> **Given request**
All of the material below is to be returned exactly.

= = = = = = =

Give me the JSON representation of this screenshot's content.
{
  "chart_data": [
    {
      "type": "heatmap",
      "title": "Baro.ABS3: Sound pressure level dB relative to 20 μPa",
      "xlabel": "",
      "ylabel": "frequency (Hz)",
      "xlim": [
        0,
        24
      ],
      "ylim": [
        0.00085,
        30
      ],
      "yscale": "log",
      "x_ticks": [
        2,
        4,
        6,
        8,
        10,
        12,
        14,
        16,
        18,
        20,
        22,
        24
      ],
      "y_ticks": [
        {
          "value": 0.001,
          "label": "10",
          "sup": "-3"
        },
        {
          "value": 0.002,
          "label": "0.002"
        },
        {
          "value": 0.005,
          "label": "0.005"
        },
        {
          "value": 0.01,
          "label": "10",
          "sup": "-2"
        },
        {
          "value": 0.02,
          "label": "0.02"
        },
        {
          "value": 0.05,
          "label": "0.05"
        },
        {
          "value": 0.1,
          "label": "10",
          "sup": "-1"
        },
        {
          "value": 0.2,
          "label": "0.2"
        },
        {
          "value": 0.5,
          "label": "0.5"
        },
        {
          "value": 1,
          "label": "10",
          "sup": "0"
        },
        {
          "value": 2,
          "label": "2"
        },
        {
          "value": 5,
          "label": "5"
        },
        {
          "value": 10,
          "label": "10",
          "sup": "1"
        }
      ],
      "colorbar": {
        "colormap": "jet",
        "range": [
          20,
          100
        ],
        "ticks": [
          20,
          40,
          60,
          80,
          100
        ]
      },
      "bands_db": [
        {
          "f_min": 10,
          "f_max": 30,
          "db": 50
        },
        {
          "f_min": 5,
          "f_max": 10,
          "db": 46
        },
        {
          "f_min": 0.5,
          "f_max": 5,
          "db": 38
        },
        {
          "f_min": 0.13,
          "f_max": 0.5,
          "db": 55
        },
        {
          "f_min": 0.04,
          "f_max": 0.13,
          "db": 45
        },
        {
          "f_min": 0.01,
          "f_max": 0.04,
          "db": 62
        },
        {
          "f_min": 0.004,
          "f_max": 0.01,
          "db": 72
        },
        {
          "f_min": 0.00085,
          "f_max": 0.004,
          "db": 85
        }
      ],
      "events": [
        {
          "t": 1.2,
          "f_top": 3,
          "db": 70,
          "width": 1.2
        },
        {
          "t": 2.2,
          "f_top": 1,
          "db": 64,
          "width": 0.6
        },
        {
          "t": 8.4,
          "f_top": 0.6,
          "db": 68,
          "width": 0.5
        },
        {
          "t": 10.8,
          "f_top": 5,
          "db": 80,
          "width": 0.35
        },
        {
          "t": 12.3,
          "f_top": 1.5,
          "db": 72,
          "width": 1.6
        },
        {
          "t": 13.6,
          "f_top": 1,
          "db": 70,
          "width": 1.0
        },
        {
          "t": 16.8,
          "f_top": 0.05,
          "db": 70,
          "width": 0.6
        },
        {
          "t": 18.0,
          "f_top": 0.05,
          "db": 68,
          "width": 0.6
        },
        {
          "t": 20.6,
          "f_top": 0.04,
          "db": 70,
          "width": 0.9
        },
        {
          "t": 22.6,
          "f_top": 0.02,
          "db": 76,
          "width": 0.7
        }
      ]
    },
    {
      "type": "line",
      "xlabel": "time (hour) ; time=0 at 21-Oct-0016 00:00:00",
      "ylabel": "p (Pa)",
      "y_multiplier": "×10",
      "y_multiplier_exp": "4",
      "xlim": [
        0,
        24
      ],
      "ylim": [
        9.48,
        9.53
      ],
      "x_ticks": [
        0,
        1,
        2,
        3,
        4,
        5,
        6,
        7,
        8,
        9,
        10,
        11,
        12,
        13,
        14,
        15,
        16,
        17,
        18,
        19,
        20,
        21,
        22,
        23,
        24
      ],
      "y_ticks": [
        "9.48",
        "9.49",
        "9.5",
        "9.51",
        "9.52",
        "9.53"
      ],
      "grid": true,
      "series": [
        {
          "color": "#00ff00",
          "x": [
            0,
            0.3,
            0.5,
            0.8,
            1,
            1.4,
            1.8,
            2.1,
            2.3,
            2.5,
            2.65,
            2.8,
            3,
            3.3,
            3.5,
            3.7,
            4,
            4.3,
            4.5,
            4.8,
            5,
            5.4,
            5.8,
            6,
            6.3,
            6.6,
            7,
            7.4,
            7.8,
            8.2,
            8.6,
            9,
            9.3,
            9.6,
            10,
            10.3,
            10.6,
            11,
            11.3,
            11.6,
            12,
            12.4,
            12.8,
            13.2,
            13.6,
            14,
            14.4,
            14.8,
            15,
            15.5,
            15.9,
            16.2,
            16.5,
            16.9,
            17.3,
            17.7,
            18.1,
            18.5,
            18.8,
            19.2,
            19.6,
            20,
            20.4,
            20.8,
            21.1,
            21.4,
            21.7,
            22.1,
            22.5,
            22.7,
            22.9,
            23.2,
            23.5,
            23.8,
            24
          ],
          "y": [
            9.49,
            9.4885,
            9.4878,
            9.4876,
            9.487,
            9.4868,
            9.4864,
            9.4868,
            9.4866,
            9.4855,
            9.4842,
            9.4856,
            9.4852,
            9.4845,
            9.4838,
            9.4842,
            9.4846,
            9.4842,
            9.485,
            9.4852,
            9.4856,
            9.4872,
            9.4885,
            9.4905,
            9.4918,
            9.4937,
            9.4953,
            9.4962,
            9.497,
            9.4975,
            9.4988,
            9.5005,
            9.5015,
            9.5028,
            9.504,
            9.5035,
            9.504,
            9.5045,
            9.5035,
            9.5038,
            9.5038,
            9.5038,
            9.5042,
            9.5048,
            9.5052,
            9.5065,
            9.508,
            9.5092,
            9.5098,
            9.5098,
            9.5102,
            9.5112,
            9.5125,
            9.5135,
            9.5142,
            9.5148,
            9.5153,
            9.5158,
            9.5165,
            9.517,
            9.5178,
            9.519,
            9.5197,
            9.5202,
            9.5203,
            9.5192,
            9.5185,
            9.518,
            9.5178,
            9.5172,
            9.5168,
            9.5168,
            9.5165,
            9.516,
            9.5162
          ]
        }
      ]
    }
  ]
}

= = = = = = =

> **Solution to this problem**
Give me the JSON representation of this screenshot's content.
{
  "chart_data": [
    {
      "type": "heatmap",
      "title": "Baro.ABS3: Sound pressure level dB relative to 20 μPa",
      "xlabel": "",
      "ylabel": "frequency (Hz)",
      "xlim": [
        0,
        24
      ],
      "ylim": [
        0.00085,
        30
      ],
      "yscale": "log",
      "x_ticks": [
        2,
        4,
        6,
        8,
        10,
        12,
        14,
        16,
        18,
        20,
        22,
        24
      ],
      "y_ticks": [
        {
          "value": 0.001,
          "label": "10",
          "sup": "-3"
        },
        {
          "value": 0.002,
          "label": "0.002"
        },
        {
          "value": 0.005,
          "label": "0.005"
        },
        {
          "value": 0.01,
          "label": "10",
          "sup": "-2"
        },
        {
          "value": 0.02,
          "label": "0.02"
        },
        {
          "value": 0.05,
          "label": "0.05"
        },
        {
          "value": 0.1,
          "label": "10",
          "sup": "-1"
        },
        {
          "value": 0.2,
          "label": "0.2"
        },
        {
          "value": 0.5,
          "label": "0.5"
        },
        {
          "value": 1,
          "label": "10",
          "sup": "0"
        },
        {
          "value": 2,
          "label": "2"
        },
        {
          "value": 5,
          "label": "5"
        },
        {
          "value": 10,
          "label": "10",
          "sup": "1"
        }
      ],
      "colorbar": {
        "colormap": "jet",
        "range": [
          20,
          100
        ],
        "ticks": [
          20,
          40,
          60,
          80,
          100
        ]
      },
      "bands_db": [
        {
          "f_min": 10,
          "f_max": 30,
          "db": 50
        },
        {
          "f_min": 5,
          "f_max": 10,
          "db": 46
        },
        {
          "f_min": 0.5,
          "f_max": 5,
          "db": 38
        },
        {
          "f_min": 0.13,
          "f_max": 0.5,
          "db": 55
        },
        {
          "f_min": 0.04,
          "f_max": 0.13,
          "db": 45
        },
        {
          "f_min": 0.01,
          "f_max": 0.04,
          "db": 62
        },
        {
          "f_min": 0.004,
          "f_max": 0.01,
          "db": 72
        },
        {
          "f_min": 0.00085,
          "f_max": 0.004,
          "db": 85
        }
      ],
      "events": [
        {
          "t": 1.2,
          "f_top": 3,
          "db": 70,
          "width": 1.2
        },
        {
          "t": 2.2,
          "f_top": 1,
          "db": 64,
          "width": 0.6
        },
        {
          "t": 8.4,
          "f_top": 0.6,
          "db": 68,
          "width": 0.5
        },
        {
          "t": 10.8,
          "f_top": 5,
          "db": 80,
          "width": 0.35
        },
        {
          "t": 12.3,
          "f_top": 1.5,
          "db": 72,
          "width": 1.6
        },
        {
          "t": 13.6,
          "f_top": 1,
          "db": 70,
          "width": 1.0
        },
        {
          "t": 16.8,
          "f_top": 0.05,
          "db": 70,
          "width": 0.6
        },
        {
          "t": 18.0,
          "f_top": 0.05,
          "db": 68,
          "width": 0.6
        },
        {
          "t": 20.6,
          "f_top": 0.04,
          "db": 70,
          "width": 0.9
        },
        {
          "t": 22.6,
          "f_top": 0.02,
          "db": 76,
          "width": 0.7
        }
      ]
    },
    {
      "type": "line",
      "xlabel": "time (hour) ; time=0 at 21-Oct-0016 00:00:00",
      "ylabel": "p (Pa)",
      "y_multiplier": "×10",
      "y_multiplier_exp": "4",
      "xlim": [
        0,
        24
      ],
      "ylim": [
        9.48,
        9.53
      ],
      "x_ticks": [
        0,
        1,
        2,
        3,
        4,
        5,
        6,
        7,
        8,
        9,
        10,
        11,
        12,
        13,
        14,
        15,
        16,
        17,
        18,
        19,
        20,
        21,
        22,
        23,
        24
      ],
      "y_ticks": [
        "9.48",
        "9.49",
        "9.5",
        "9.51",
        "9.52",
        "9.53"
      ],
      "grid": true,
      "series": [
        {
          "color": "#00ff00",
          "x": [
            0,
            0.3,
            0.5,
            0.8,
            1,
            1.4,
            1.8,
            2.1,
            2.3,
            2.5,
            2.65,
            2.8,
            3,
            3.3,
            3.5,
            3.7,
            4,
            4.3,
            4.5,
            4.8,
            5,
            5.4,
            5.8,
            6,
            6.3,
            6.6,
            7,
            7.4,
            7.8,
            8.2,
            8.6,
            9,
            9.3,
            9.6,
            10,
            10.3,
            10.6,
            11,
            11.3,
            11.6,
            12,
            12.4,
            12.8,
            13.2,
            13.6,
            14,
            14.4,
            14.8,
            15,
            15.5,
            15.9,
            16.2,
            16.5,
            16.9,
            17.3,
            17.7,
            18.1,
            18.5,
            18.8,
            19.2,
            19.6,
            20,
            20.4,
            20.8,
            21.1,
            21.4,
            21.7,
            22.1,
            22.5,
            22.7,
            22.9,
            23.2,
            23.5,
            23.8,
            24
          ],
          "y": [
            9.49,
            9.4885,
            9.4878,
            9.4876,
            9.487,
            9.4868,
            9.4864,
            9.4868,
            9.4866,
            9.4855,
            9.4842,
            9.4856,
            9.4852,
            9.4845,
            9.4838,
            9.4842,
            9.4846,
            9.4842,
            9.485,
            9.4852,
            9.4856,
            9.4872,
            9.4885,
            9.4905,
            9.4918,
            9.4937,
            9.4953,
            9.4962,
            9.497,
            9.4975,
            9.4988,
            9.5005,
            9.5015,
            9.5028,
            9.504,
            9.5035,
            9.504,
            9.5045,
            9.5035,
            9.5038,
            9.5038,
            9.5038,
            9.5042,
            9.5048,
            9.5052,
            9.5065,
            9.508,
            9.5092,
            9.5098,
            9.5098,
            9.5102,
            9.5112,
            9.5125,
            9.5135,
            9.5142,
            9.5148,
            9.5153,
            9.5158,
            9.5165,
            9.517,
            9.5178,
            9.519,
            9.5197,
            9.5202,
            9.5203,
            9.5192,
            9.5185,
            9.518,
            9.5178,
            9.5172,
            9.5168,
            9.5168,
            9.5165,
            9.516,
            9.5162
          ]
        }
      ]
    }
  ]
}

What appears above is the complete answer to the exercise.